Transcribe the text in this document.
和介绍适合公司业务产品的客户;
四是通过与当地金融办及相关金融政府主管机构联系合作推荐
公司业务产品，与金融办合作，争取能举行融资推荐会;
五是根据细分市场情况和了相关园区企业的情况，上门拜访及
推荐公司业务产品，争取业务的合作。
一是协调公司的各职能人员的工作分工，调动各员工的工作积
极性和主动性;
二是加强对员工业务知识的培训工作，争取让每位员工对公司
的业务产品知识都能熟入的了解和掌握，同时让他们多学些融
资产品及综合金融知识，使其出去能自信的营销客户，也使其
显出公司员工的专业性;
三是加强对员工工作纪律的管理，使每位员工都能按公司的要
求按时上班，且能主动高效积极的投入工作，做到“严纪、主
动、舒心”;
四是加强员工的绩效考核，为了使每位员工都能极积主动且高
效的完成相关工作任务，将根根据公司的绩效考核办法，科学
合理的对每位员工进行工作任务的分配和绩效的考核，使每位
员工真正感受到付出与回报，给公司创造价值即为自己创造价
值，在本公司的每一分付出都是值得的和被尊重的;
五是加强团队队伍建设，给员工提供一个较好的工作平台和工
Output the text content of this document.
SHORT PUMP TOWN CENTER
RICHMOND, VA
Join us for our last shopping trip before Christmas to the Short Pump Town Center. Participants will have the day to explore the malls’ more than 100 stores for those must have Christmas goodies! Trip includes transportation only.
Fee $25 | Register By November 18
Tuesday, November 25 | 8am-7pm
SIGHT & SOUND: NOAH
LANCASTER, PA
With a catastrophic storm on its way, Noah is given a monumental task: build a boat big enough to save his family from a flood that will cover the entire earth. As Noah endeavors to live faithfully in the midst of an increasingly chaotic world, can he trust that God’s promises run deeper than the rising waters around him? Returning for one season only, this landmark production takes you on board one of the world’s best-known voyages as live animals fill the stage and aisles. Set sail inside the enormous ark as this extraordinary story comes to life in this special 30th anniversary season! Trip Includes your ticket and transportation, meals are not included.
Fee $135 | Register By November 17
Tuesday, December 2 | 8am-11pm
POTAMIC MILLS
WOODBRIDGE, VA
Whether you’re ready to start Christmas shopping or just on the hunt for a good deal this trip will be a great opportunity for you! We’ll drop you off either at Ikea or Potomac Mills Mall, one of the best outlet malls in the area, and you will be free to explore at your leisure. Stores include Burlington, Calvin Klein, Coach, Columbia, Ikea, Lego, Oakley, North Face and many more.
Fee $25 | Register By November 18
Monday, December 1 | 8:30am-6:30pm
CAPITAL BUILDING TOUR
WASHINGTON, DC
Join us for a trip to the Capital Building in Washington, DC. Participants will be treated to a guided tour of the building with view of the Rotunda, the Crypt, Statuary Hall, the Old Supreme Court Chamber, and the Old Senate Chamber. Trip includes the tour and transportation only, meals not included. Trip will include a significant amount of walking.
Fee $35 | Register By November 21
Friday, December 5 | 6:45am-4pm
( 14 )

WRITTEN TASK
The records above should all be quoted exactly, please.

OUTPUT FOR THIS TASK
Transcribe the text in this document.
和介绍适合公司业务产品的客户;
四是通过与当地金融办及相关金融政府主管机构联系合作推荐
公司业务产品，与金融办合作，争取能举行融资推荐会;
五是根据细分市场情况和了相关园区企业的情况，上门拜访及
推荐公司业务产品，争取业务的合作。
一是协调公司的各职能人员的工作分工，调动各员工的工作积
极性和主动性;
二是加强对员工业务知识的培训工作，争取让每位员工对公司
的业务产品知识都能熟入的了解和掌握，同时让他们多学些融
资产品及综合金融知识，使其出去能自信的营销客户，也使其
显出公司员工的专业性;
三是加强对员工工作纪律的管理，使每位员工都能按公司的要
求按时上班，且能主动高效积极的投入工作，做到“严纪、主
动、舒心”;
四是加强员工的绩效考核，为了使每位员工都能极积主动且高
效的完成相关工作任务，将根根据公司的绩效考核办法，科学
合理的对每位员工进行工作任务的分配和绩效的考核，使每位
员工真正感受到付出与回报，给公司创造价值即为自己创造价
值，在本公司的每一分付出都是值得的和被尊重的;
五是加强团队队伍建设，给员工提供一个较好的工作平台和工
Output the text content of this document.
SHORT PUMP TOWN CENTER
RICHMOND, VA
Join us for our last shopping trip before Christmas to the Short Pump Town Center. Participants will have the day to explore the malls’ more than 100 stores for those must have Christmas goodies! Trip includes transportation only.
Fee $25 | Register By November 18
Tuesday, November 25 | 8am-7pm
SIGHT & SOUND: NOAH
LANCASTER, PA
With a catastrophic storm on its way, Noah is given a monumental task: build a boat big enough to save his family from a flood that will cover the entire earth. As Noah endeavors to live faithfully in the midst of an increasingly chaotic world, can he trust that God’s promises run deeper than the rising waters around him? Returning for one season only, this landmark production takes you on board one of the world’s best-known voyages as live animals fill the stage and aisles. Set sail inside the enormous ark as this extraordinary story comes to life in this special 30th anniversary season! Trip Includes your ticket and transportation, meals are not included.
Fee $135 | Register By November 17
Tuesday, December 2 | 8am-11pm
POTAMIC MILLS
WOODBRIDGE, VA
Whether you’re ready to start Christmas shopping or just on the hunt for a good deal this trip will be a great opportunity for you! We’ll drop you off either at Ikea or Potomac Mills Mall, one of the best outlet malls in the area, and you will be free to explore at your leisure. Stores include Burlington, Calvin Klein, Coach, Columbia, Ikea, Lego, Oakley, North Face and many more.
Fee $25 | Register By November 18
Monday, December 1 | 8:30am-6:30pm
CAPITAL BUILDING TOUR
WASHINGTON, DC
Join us for a trip to the Capital Building in Washington, DC. Participants will be treated to a guided tour of the building with view of the Rotunda, the Crypt, Statuary Hall, the Old Supreme Court Chamber, and the Old Senate Chamber. Trip includes the tour and transportation only, meals not included. Trip will include a significant amount of walking.
Fee $35 | Register By November 21
Friday, December 5 | 6:45am-4pm
( 14 )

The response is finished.